• _Prompt_: Select lines where the word "Data" appears.

• _Supplied records_:
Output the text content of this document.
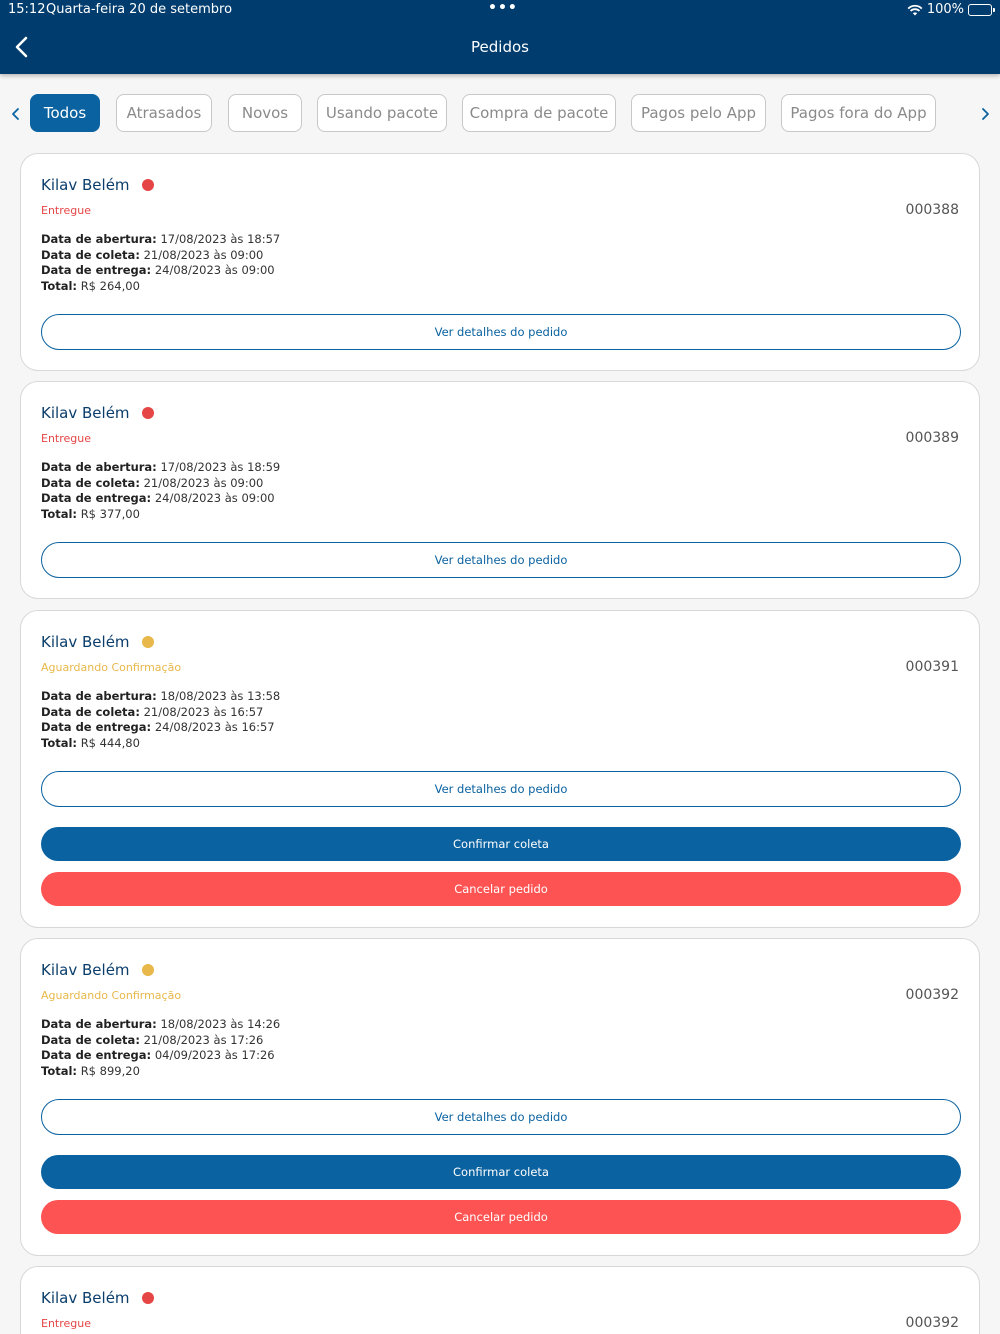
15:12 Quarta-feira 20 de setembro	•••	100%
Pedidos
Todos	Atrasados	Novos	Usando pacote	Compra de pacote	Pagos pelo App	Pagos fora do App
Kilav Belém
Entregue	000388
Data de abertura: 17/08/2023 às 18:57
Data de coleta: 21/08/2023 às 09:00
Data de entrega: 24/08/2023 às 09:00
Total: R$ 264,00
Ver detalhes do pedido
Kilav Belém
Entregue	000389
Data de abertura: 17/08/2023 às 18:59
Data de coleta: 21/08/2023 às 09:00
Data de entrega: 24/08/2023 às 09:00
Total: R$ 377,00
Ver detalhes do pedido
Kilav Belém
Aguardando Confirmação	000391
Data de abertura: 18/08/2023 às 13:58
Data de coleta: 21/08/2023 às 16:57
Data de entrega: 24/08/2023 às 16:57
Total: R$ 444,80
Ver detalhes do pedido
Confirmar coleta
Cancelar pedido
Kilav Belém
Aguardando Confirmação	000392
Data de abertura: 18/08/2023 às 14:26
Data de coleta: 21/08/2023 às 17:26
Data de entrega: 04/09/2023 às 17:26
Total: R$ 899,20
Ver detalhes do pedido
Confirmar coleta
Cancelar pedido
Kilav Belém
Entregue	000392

• _Task response_:
Data de abertura: 17/08/2023 às 18:57
Data de coleta: 21/08/2023 às 09:00
Data de entrega: 24/08/2023 às 09:00
Data de abertura: 17/08/2023 às 18:59
Data de coleta: 21/08/2023 às 09:00
Data de entrega: 24/08/2023 às 09:00
Data de abertura: 18/08/2023 às 13:58
Data de coleta: 21/08/2023 às 16:57
Data de entrega: 24/08/2023 às 16:57
Data de abertura: 18/08/2023 às 14:26
Data de coleta: 21/08/2023 às 17:26
Data de entrega: 04/09/2023 às 17:26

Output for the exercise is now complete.